:: Record list ::
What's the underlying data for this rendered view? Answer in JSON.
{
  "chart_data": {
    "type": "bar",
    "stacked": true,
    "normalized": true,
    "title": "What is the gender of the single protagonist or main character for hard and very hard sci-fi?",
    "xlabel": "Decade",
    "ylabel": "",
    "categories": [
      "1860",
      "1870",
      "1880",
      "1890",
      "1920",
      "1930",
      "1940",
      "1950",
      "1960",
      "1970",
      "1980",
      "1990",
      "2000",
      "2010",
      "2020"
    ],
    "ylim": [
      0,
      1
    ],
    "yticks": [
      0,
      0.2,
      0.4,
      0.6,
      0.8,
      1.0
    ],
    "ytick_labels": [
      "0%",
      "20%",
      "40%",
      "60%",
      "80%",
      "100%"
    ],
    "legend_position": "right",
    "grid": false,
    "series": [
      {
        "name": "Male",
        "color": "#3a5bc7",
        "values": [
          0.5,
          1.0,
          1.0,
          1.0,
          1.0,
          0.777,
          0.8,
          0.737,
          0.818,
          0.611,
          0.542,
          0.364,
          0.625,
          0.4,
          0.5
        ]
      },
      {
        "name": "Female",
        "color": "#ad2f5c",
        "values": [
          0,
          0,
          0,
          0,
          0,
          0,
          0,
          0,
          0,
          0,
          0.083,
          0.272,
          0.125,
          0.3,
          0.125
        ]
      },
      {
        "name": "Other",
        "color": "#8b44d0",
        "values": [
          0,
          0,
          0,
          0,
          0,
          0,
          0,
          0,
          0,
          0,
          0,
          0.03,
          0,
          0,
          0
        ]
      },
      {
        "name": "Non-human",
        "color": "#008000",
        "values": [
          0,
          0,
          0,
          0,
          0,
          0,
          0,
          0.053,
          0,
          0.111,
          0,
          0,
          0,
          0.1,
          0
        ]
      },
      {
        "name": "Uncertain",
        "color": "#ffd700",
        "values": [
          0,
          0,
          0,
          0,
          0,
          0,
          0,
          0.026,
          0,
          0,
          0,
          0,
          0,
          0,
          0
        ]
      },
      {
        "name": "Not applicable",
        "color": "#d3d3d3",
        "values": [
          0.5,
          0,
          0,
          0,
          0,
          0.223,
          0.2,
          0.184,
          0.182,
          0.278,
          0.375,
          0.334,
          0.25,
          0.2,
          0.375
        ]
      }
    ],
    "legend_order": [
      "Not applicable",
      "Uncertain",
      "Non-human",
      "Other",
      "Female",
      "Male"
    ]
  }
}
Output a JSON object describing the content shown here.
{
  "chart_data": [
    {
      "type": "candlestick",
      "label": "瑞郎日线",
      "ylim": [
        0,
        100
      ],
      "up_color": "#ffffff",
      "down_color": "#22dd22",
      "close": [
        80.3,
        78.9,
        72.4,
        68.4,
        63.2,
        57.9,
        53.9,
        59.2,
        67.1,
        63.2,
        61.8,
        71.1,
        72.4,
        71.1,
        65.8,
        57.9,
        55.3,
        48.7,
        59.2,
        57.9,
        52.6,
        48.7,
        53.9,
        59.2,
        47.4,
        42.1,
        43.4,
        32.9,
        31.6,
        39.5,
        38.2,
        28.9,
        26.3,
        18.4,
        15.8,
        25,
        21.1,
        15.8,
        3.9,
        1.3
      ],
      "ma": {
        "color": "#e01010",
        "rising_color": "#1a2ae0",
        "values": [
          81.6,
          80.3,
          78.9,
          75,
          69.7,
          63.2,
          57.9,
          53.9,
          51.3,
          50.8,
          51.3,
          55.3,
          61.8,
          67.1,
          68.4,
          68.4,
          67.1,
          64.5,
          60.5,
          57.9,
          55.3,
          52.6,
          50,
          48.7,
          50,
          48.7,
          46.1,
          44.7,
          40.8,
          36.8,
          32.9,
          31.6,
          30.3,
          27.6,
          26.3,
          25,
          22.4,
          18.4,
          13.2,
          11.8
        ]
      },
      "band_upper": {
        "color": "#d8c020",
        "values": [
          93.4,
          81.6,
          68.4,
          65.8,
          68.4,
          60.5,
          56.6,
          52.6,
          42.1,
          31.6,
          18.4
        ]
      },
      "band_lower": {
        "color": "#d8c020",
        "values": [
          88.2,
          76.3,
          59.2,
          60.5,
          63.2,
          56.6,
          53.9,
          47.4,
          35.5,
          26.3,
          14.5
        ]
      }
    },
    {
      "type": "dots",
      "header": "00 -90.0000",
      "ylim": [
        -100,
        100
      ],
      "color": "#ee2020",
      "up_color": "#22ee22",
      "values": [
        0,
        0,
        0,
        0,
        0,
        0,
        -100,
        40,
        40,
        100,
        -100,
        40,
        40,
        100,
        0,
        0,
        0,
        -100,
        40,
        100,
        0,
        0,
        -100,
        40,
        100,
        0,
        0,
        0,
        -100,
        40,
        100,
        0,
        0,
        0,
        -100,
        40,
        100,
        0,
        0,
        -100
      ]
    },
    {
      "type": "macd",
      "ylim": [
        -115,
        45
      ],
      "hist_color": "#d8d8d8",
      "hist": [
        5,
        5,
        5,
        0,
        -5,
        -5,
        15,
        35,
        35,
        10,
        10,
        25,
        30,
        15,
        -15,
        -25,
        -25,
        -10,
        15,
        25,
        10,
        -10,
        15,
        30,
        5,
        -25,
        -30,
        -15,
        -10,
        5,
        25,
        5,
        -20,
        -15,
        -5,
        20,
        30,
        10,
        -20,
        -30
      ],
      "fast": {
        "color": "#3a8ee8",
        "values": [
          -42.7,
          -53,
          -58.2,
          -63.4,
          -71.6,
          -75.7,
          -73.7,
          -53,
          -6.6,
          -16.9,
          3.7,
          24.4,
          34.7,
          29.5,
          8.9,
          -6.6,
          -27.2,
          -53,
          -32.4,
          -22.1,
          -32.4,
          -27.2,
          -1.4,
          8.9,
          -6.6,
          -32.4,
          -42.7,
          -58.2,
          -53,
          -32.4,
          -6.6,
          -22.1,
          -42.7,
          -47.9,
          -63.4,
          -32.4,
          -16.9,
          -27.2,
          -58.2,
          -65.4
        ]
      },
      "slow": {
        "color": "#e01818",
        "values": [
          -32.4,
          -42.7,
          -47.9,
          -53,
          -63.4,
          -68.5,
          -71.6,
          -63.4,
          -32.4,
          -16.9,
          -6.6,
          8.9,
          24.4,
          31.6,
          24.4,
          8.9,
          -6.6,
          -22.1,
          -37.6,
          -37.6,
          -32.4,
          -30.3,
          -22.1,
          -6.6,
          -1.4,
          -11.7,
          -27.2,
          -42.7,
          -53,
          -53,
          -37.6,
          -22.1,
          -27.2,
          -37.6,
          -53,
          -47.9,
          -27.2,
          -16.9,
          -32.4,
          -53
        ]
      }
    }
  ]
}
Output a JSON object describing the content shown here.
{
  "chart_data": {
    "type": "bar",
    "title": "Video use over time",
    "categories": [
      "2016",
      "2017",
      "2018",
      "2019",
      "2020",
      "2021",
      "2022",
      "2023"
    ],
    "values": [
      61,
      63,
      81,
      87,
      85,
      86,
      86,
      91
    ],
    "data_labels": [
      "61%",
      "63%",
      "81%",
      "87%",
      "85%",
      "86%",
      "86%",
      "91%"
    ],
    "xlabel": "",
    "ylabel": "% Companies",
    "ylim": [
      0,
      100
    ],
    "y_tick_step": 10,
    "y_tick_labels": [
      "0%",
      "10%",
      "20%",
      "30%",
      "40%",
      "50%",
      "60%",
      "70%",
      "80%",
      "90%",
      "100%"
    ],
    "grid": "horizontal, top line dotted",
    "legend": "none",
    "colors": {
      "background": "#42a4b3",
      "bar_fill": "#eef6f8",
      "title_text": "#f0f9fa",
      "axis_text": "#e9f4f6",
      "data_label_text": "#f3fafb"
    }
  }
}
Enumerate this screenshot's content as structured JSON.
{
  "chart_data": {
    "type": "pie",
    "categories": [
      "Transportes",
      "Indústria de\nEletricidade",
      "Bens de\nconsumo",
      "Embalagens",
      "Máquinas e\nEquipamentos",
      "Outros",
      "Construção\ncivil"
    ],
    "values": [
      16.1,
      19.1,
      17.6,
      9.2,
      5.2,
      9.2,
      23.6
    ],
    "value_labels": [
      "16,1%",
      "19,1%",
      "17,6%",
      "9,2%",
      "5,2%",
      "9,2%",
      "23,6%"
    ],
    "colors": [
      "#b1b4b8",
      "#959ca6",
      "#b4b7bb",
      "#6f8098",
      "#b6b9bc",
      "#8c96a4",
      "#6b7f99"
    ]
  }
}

:: The task ::
Begin at the line containing "Enumerate this screenshot's" and reproduce each line through the end of the records above.

:: Answer to the exercise ::
Enumerate this screenshot's content as structured JSON.
{
  "chart_data": {
    "type": "pie",
    "categories": [
      "Transportes",
      "Indústria de\nEletricidade",
      "Bens de\nconsumo",
      "Embalagens",
      "Máquinas e\nEquipamentos",
      "Outros",
      "Construção\ncivil"
    ],
    "values": [
      16.1,
      19.1,
      17.6,
      9.2,
      5.2,
      9.2,
      23.6
    ],
    "value_labels": [
      "16,1%",
      "19,1%",
      "17,6%",
      "9,2%",
      "5,2%",
      "9,2%",
      "23,6%"
    ],
    "colors": [
      "#b1b4b8",
      "#959ca6",
      "#b4b7bb",
      "#6f8098",
      "#b6b9bc",
      "#8c96a4",
      "#6b7f99"
    ]
  }
}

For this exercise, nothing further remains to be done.